Write out the material below again, unchanged.

#### Entries supplied

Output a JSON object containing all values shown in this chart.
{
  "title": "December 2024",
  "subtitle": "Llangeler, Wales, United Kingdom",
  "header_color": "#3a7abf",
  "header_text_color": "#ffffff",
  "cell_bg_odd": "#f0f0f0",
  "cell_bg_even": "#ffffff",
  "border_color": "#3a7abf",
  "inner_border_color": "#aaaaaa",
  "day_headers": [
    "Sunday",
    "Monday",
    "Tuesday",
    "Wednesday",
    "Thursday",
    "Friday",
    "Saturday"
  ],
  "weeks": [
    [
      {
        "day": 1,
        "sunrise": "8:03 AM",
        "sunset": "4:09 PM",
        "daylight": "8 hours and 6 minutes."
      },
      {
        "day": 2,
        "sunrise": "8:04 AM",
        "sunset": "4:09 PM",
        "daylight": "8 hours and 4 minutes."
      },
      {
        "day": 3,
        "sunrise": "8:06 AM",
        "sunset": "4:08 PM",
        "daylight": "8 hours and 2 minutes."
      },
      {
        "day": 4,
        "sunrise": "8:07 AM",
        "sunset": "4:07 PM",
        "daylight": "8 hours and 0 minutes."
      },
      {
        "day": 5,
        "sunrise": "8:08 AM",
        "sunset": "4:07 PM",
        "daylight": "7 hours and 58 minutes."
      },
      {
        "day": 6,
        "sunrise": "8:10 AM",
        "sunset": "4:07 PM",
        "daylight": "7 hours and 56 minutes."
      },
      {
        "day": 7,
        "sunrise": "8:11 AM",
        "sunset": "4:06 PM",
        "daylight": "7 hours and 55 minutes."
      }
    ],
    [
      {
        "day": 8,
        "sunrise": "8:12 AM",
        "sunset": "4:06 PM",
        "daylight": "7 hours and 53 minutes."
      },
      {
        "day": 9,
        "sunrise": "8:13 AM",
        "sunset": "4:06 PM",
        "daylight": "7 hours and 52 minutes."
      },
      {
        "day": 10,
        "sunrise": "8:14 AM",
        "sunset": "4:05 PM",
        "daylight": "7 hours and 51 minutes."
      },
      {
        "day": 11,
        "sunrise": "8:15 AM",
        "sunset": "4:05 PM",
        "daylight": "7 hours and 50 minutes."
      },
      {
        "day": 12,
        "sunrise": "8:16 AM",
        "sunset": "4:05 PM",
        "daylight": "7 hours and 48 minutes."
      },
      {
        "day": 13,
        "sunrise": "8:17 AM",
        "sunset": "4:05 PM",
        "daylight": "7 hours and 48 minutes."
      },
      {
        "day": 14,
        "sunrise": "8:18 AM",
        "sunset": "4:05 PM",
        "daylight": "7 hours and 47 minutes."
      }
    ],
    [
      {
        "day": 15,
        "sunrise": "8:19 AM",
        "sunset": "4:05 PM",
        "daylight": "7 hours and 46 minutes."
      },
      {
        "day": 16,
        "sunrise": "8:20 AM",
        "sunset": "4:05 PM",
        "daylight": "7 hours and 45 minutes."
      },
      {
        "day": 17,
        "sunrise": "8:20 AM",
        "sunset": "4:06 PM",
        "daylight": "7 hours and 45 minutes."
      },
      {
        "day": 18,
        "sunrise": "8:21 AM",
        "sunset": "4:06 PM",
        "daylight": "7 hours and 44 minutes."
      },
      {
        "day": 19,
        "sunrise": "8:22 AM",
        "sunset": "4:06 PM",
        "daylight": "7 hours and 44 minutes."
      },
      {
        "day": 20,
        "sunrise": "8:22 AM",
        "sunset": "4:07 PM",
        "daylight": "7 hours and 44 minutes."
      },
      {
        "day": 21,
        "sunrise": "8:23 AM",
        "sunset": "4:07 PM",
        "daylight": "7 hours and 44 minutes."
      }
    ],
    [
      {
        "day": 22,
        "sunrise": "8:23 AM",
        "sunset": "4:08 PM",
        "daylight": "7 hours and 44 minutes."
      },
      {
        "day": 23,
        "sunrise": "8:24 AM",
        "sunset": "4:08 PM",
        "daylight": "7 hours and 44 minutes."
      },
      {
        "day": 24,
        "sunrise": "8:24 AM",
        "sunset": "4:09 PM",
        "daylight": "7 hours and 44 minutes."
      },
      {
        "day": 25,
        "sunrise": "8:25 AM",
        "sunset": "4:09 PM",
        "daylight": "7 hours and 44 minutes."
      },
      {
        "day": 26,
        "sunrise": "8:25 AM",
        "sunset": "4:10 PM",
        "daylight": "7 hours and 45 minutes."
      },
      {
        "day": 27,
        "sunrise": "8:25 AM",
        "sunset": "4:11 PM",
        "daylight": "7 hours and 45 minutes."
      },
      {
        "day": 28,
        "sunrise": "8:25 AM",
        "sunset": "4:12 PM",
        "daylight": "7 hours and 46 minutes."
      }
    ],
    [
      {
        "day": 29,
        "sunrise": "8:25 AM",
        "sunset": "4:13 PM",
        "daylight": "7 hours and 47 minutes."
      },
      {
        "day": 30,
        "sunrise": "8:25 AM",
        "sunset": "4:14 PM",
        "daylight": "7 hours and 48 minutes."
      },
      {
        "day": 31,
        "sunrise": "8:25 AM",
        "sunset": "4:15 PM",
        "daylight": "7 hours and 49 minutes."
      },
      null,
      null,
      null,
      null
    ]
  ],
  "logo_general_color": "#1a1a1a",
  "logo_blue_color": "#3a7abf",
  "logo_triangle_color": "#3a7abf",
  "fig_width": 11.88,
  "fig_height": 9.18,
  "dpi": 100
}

########

Task output |
Output a JSON object containing all values shown in this chart.
{
  "title": "December 2024",
  "subtitle": "Llangeler, Wales, United Kingdom",
  "header_color": "#3a7abf",
  "header_text_color": "#ffffff",
  "cell_bg_odd": "#f0f0f0",
  "cell_bg_even": "#ffffff",
  "border_color": "#3a7abf",
  "inner_border_color": "#aaaaaa",
  "day_headers": [
    "Sunday",
    "Monday",
    "Tuesday",
    "Wednesday",
    "Thursday",
    "Friday",
    "Saturday"
  ],
  "weeks": [
    [
      {
        "day": 1,
        "sunrise": "8:03 AM",
        "sunset": "4:09 PM",
        "daylight": "8 hours and 6 minutes."
      },
      {
        "day": 2,
        "sunrise": "8:04 AM",
        "sunset": "4:09 PM",
        "daylight": "8 hours and 4 minutes."
      },
      {
        "day": 3,
        "sunrise": "8:06 AM",
        "sunset": "4:08 PM",
        "daylight": "8 hours and 2 minutes."
      },
      {
        "day": 4,
        "sunrise": "8:07 AM",
        "sunset": "4:07 PM",
        "daylight": "8 hours and 0 minutes."
      },
      {
        "day": 5,
        "sunrise": "8:08 AM",
        "sunset": "4:07 PM",
        "daylight": "7 hours and 58 minutes."
      },
      {
        "day": 6,
        "sunrise": "8:10 AM",
        "sunset": "4:07 PM",
        "daylight": "7 hours and 56 minutes."
      },
      {
        "day": 7,
        "sunrise": "8:11 AM",
        "sunset": "4:06 PM",
        "daylight": "7 hours and 55 minutes."
      }
    ],
    [
      {
        "day": 8,
        "sunrise": "8:12 AM",
        "sunset": "4:06 PM",
        "daylight": "7 hours and 53 minutes."
      },
      {
        "day": 9,
        "sunrise": "8:13 AM",
        "sunset": "4:06 PM",
        "daylight": "7 hours and 52 minutes."
      },
      {
        "day": 10,
        "sunrise": "8:14 AM",
        "sunset": "4:05 PM",
        "daylight": "7 hours and 51 minutes."
      },
      {
        "day": 11,
        "sunrise": "8:15 AM",
        "sunset": "4:05 PM",
        "daylight": "7 hours and 50 minutes."
      },
      {
        "day": 12,
        "sunrise": "8:16 AM",
        "sunset": "4:05 PM",
        "daylight": "7 hours and 48 minutes."
      },
      {
        "day": 13,
        "sunrise": "8:17 AM",
        "sunset": "4:05 PM",
        "daylight": "7 hours and 48 minutes."
      },
      {
        "day": 14,
        "sunrise": "8:18 AM",
        "sunset": "4:05 PM",
        "daylight": "7 hours and 47 minutes."
      }
    ],
    [
      {
        "day": 15,
        "sunrise": "8:19 AM",
        "sunset": "4:05 PM",
        "daylight": "7 hours and 46 minutes."
      },
      {
        "day": 16,
        "sunrise": "8:20 AM",
        "sunset": "4:05 PM",
        "daylight": "7 hours and 45 minutes."
      },
      {
        "day": 17,
        "sunrise": "8:20 AM",
        "sunset": "4:06 PM",
        "daylight": "7 hours and 45 minutes."
      },
      {
        "day": 18,
        "sunrise": "8:21 AM",
        "sunset": "4:06 PM",
        "daylight": "7 hours and 44 minutes."
      },
      {
        "day": 19,
        "sunrise": "8:22 AM",
        "sunset": "4:06 PM",
        "daylight": "7 hours and 44 minutes."
      },
      {
        "day": 20,
        "sunrise": "8:22 AM",
        "sunset": "4:07 PM",
        "daylight": "7 hours and 44 minutes."
      },
      {
        "day": 21,
        "sunrise": "8:23 AM",
        "sunset": "4:07 PM",
        "daylight": "7 hours and 44 minutes."
      }
    ],
    [
      {
        "day": 22,
        "sunrise": "8:23 AM",
        "sunset": "4:08 PM",
        "daylight": "7 hours and 44 minutes."
      },
      {
        "day": 23,
        "sunrise": "8:24 AM",
        "sunset": "4:08 PM",
        "daylight": "7 hours and 44 minutes."
      },
      {
        "day": 24,
        "sunrise": "8:24 AM",
        "sunset": "4:09 PM",
        "daylight": "7 hours and 44 minutes."
      },
      {
        "day": 25,
        "sunrise": "8:25 AM",
        "sunset": "4:09 PM",
        "daylight": "7 hours and 44 minutes."
      },
      {
        "day": 26,
        "sunrise": "8:25 AM",
        "sunset": "4:10 PM",
        "daylight": "7 hours and 45 minutes."
      },
      {
        "day": 27,
        "sunrise": "8:25 AM",
        "sunset": "4:11 PM",
        "daylight": "7 hours and 45 minutes."
      },
      {
        "day": 28,
        "sunrise": "8:25 AM",
        "sunset": "4:12 PM",
        "daylight": "7 hours and 46 minutes."
      }
    ],
    [
      {
        "day": 29,
        "sunrise": "8:25 AM",
        "sunset": "4:13 PM",
        "daylight": "7 hours and 47 minutes."
      },
      {
        "day": 30,
        "sunrise": "8:25 AM",
        "sunset": "4:14 PM",
        "daylight": "7 hours and 48 minutes."
      },
      {
        "day": 31,
        "sunrise": "8:25 AM",
        "sunset": "4:15 PM",
        "daylight": "7 hours and 49 minutes."
      },
      null,
      null,
      null,
      null
    ]
  ],
  "logo_general_color": "#1a1a1a",
  "logo_blue_color": "#3a7abf",
  "logo_triangle_color": "#3a7abf",
  "fig_width": 11.88,
  "fig_height": 9.18,
  "dpi": 100
}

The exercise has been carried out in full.